_Problem to solve:_ Repeat the material verbatim. Images are excluded from the copy.

_Rows:_
——
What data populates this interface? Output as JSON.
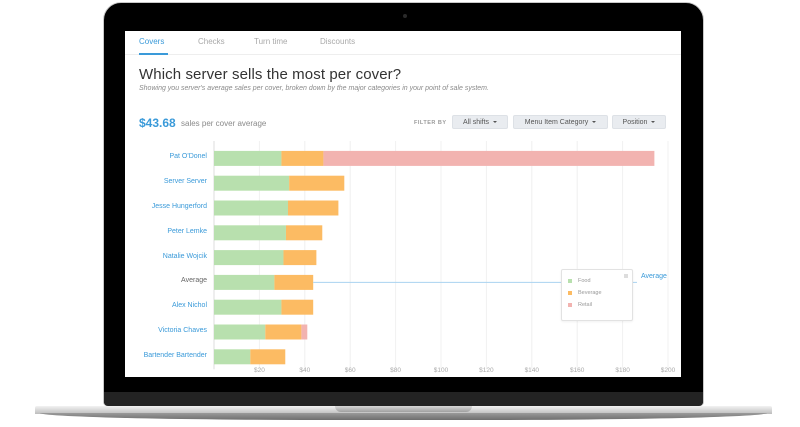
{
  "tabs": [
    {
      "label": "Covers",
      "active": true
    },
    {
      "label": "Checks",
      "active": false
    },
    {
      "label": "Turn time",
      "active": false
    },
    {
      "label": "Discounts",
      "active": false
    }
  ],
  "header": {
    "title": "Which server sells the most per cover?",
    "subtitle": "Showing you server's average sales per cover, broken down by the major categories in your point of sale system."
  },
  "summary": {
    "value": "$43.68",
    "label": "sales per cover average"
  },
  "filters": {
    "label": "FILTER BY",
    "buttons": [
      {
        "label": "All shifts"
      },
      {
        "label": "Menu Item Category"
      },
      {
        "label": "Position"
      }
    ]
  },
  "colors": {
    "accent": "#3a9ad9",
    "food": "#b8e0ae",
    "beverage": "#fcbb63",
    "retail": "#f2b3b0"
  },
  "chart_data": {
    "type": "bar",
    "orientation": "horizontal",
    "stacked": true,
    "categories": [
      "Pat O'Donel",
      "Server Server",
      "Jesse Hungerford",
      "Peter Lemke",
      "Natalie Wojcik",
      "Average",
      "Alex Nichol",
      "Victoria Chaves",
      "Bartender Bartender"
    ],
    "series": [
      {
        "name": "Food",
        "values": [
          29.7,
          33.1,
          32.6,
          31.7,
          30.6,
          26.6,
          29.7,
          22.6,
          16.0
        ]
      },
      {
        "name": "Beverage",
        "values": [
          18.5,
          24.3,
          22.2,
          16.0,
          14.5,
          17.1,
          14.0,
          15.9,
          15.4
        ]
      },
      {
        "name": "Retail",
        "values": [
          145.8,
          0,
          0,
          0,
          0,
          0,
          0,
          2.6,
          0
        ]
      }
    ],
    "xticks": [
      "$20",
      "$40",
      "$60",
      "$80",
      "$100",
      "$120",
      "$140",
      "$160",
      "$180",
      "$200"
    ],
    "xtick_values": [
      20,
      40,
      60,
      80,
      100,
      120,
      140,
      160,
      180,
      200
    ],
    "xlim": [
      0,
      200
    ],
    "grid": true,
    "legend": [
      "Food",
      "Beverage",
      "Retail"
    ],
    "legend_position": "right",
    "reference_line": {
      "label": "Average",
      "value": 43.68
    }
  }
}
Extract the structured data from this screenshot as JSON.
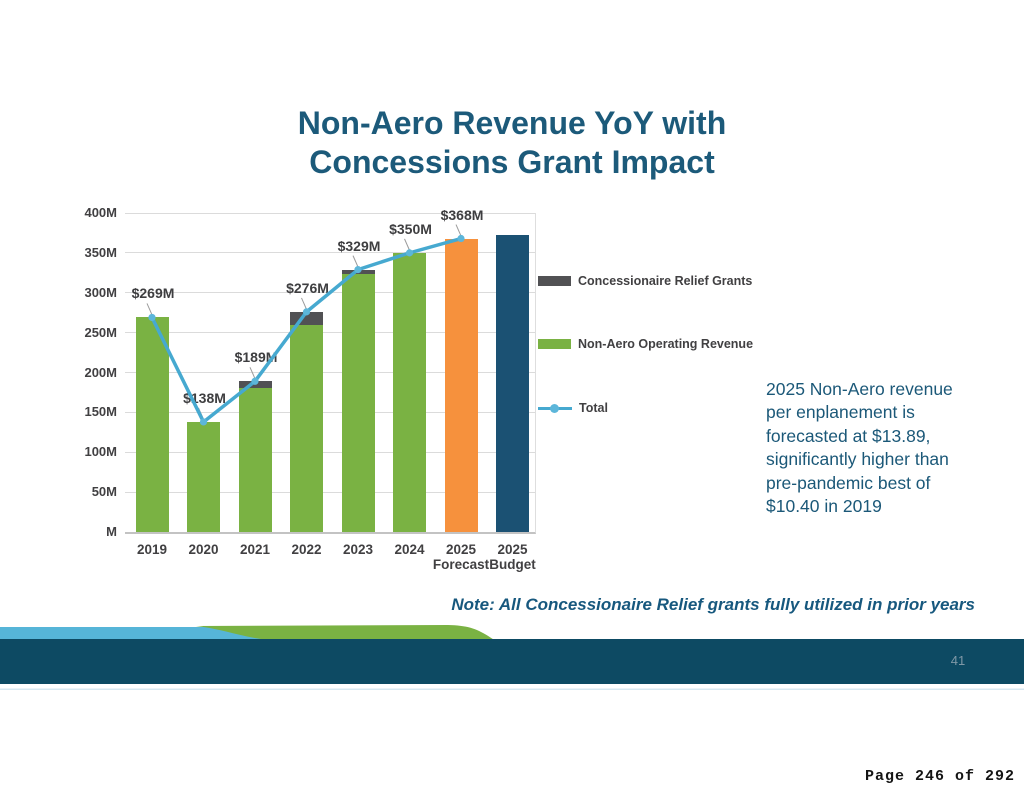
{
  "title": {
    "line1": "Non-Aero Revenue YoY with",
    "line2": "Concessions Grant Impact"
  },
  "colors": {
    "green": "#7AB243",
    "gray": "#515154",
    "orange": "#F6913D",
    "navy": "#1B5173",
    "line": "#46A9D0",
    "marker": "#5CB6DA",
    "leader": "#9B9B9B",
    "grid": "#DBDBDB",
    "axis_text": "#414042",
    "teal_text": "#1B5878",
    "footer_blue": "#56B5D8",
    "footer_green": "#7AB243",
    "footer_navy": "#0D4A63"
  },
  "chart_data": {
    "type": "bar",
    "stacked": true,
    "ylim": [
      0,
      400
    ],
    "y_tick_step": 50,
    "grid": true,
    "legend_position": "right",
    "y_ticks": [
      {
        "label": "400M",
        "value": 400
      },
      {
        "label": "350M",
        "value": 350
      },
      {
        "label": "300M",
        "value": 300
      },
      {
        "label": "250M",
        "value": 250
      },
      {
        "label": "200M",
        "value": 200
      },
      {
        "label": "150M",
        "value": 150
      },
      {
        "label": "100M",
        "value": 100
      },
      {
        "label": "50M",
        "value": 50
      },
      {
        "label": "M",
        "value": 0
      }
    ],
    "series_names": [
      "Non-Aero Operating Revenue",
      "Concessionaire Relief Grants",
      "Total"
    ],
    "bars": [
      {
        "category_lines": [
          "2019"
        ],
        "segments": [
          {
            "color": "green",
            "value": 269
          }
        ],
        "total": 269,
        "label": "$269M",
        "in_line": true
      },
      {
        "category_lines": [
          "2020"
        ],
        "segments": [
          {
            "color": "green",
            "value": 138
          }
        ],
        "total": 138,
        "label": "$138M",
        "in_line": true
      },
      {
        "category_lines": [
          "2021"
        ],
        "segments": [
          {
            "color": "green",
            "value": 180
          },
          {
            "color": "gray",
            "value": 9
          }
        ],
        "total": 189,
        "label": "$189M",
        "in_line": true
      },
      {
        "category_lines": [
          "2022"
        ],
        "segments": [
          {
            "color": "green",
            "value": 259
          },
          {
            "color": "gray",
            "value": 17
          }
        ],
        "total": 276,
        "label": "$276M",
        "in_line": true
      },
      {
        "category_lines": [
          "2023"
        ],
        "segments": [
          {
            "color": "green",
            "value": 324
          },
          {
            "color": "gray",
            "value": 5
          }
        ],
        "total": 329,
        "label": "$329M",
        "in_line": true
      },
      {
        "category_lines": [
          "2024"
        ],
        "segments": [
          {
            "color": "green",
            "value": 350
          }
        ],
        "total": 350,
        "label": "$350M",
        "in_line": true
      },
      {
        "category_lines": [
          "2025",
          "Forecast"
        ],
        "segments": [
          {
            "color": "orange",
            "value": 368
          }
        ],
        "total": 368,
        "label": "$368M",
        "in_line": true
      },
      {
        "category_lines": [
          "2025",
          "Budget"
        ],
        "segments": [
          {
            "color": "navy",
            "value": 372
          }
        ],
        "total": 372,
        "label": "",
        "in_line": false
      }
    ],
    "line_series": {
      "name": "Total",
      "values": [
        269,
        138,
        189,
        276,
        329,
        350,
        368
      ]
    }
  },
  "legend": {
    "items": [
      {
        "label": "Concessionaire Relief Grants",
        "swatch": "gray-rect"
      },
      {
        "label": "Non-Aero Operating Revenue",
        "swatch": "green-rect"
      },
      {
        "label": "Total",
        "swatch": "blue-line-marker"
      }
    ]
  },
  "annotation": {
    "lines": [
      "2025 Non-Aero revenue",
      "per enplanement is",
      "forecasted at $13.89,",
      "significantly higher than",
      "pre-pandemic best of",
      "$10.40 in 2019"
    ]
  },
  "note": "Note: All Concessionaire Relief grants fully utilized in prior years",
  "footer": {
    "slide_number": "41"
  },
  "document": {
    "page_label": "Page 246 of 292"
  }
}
——
_Reply to the exercise:_
What data populates this interface? Output as JSON.
{
  "tabs": [
    {
      "label": "Covers",
      "active": true
    },
    {
      "label": "Checks",
      "active": false
    },
    {
      "label": "Turn time",
      "active": false
    },
    {
      "label": "Discounts",
      "active": false
    }
  ],
  "header": {
    "title": "Which server sells the most per cover?",
    "subtitle": "Showing you server's average sales per cover, broken down by the major categories in your point of sale system."
  },
  "summary": {
    "value": "$43.68",
    "label": "sales per cover average"
  },
  "filters": {
    "label": "FILTER BY",
    "buttons": [
      {
        "label": "All shifts"
      },
      {
        "label": "Menu Item Category"
      },
      {
        "label": "Position"
      }
    ]
  },
  "colors": {
    "accent": "#3a9ad9",
    "food": "#b8e0ae",
    "beverage": "#fcbb63",
    "retail": "#f2b3b0"
  },
  "chart_data": {
    "type": "bar",
    "orientation": "horizontal",
    "stacked": true,
    "categories": [
      "Pat O'Donel",
      "Server Server",
      "Jesse Hungerford",
      "Peter Lemke",
      "Natalie Wojcik",
      "Average",
      "Alex Nichol",
      "Victoria Chaves",
      "Bartender Bartender"
    ],
    "series": [
      {
        "name": "Food",
        "values": [
          29.7,
          33.1,
          32.6,
          31.7,
          30.6,
          26.6,
          29.7,
          22.6,
          16.0
        ]
      },
      {
        "name": "Beverage",
        "values": [
          18.5,
          24.3,
          22.2,
          16.0,
          14.5,
          17.1,
          14.0,
          15.9,
          15.4
        ]
      },
      {
        "name": "Retail",
        "values": [
          145.8,
          0,
          0,
          0,
          0,
          0,
          0,
          2.6,
          0
        ]
      }
    ],
    "xticks": [
      "$20",
      "$40",
      "$60",
      "$80",
      "$100",
      "$120",
      "$140",
      "$160",
      "$180",
      "$200"
    ],
    "xtick_values": [
      20,
      40,
      60,
      80,
      100,
      120,
      140,
      160,
      180,
      200
    ],
    "xlim": [
      0,
      200
    ],
    "grid": true,
    "legend": [
      "Food",
      "Beverage",
      "Retail"
    ],
    "legend_position": "right",
    "reference_line": {
      "label": "Average",
      "value": 43.68
    }
  }
}
Extract the structured data from this screenshot as JSON.
{
  "title": {
    "line1": "Non-Aero Revenue YoY with",
    "line2": "Concessions Grant Impact"
  },
  "colors": {
    "green": "#7AB243",
    "gray": "#515154",
    "orange": "#F6913D",
    "navy": "#1B5173",
    "line": "#46A9D0",
    "marker": "#5CB6DA",
    "leader": "#9B9B9B",
    "grid": "#DBDBDB",
    "axis_text": "#414042",
    "teal_text": "#1B5878",
    "footer_blue": "#56B5D8",
    "footer_green": "#7AB243",
    "footer_navy": "#0D4A63"
  },
  "chart_data": {
    "type": "bar",
    "stacked": true,
    "ylim": [
      0,
      400
    ],
    "y_tick_step": 50,
    "grid": true,
    "legend_position": "right",
    "y_ticks": [
      {
        "label": "400M",
        "value": 400
      },
      {
        "label": "350M",
        "value": 350
      },
      {
        "label": "300M",
        "value": 300
      },
      {
        "label": "250M",
        "value": 250
      },
      {
        "label": "200M",
        "value": 200
      },
      {
        "label": "150M",
        "value": 150
      },
      {
        "label": "100M",
        "value": 100
      },
      {
        "label": "50M",
        "value": 50
      },
      {
        "label": "M",
        "value": 0
      }
    ],
    "series_names": [
      "Non-Aero Operating Revenue",
      "Concessionaire Relief Grants",
      "Total"
    ],
    "bars": [
      {
        "category_lines": [
          "2019"
        ],
        "segments": [
          {
            "color": "green",
            "value": 269
          }
        ],
        "total": 269,
        "label": "$269M",
        "in_line": true
      },
      {
        "category_lines": [
          "2020"
        ],
        "segments": [
          {
            "color": "green",
            "value": 138
          }
        ],
        "total": 138,
        "label": "$138M",
        "in_line": true
      },
      {
        "category_lines": [
          "2021"
        ],
        "segments": [
          {
            "color": "green",
            "value": 180
          },
          {
            "color": "gray",
            "value": 9
          }
        ],
        "total": 189,
        "label": "$189M",
        "in_line": true
      },
      {
        "category_lines": [
          "2022"
        ],
        "segments": [
          {
            "color": "green",
            "value": 259
          },
          {
            "color": "gray",
            "value": 17
          }
        ],
        "total": 276,
        "label": "$276M",
        "in_line": true
      },
      {
        "category_lines": [
          "2023"
        ],
        "segments": [
          {
            "color": "green",
            "value": 324
          },
          {
            "color": "gray",
            "value": 5
          }
        ],
        "total": 329,
        "label": "$329M",
        "in_line": true
      },
      {
        "category_lines": [
          "2024"
        ],
        "segments": [
          {
            "color": "green",
            "value": 350
          }
        ],
        "total": 350,
        "label": "$350M",
        "in_line": true
      },
      {
        "category_lines": [
          "2025",
          "Forecast"
        ],
        "segments": [
          {
            "color": "orange",
            "value": 368
          }
        ],
        "total": 368,
        "label": "$368M",
        "in_line": true
      },
      {
        "category_lines": [
          "2025",
          "Budget"
        ],
        "segments": [
          {
            "color": "navy",
            "value": 372
          }
        ],
        "total": 372,
        "label": "",
        "in_line": false
      }
    ],
    "line_series": {
      "name": "Total",
      "values": [
        269,
        138,
        189,
        276,
        329,
        350,
        368
      ]
    }
  },
  "legend": {
    "items": [
      {
        "label": "Concessionaire Relief Grants",
        "swatch": "gray-rect"
      },
      {
        "label": "Non-Aero Operating Revenue",
        "swatch": "green-rect"
      },
      {
        "label": "Total",
        "swatch": "blue-line-marker"
      }
    ]
  },
  "annotation": {
    "lines": [
      "2025 Non-Aero revenue",
      "per enplanement is",
      "forecasted at $13.89,",
      "significantly higher than",
      "pre-pandemic best of",
      "$10.40 in 2019"
    ]
  },
  "note": "Note: All Concessionaire Relief grants fully utilized in prior years",
  "footer": {
    "slide_number": "41"
  },
  "document": {
    "page_label": "Page 246 of 292"
  }
}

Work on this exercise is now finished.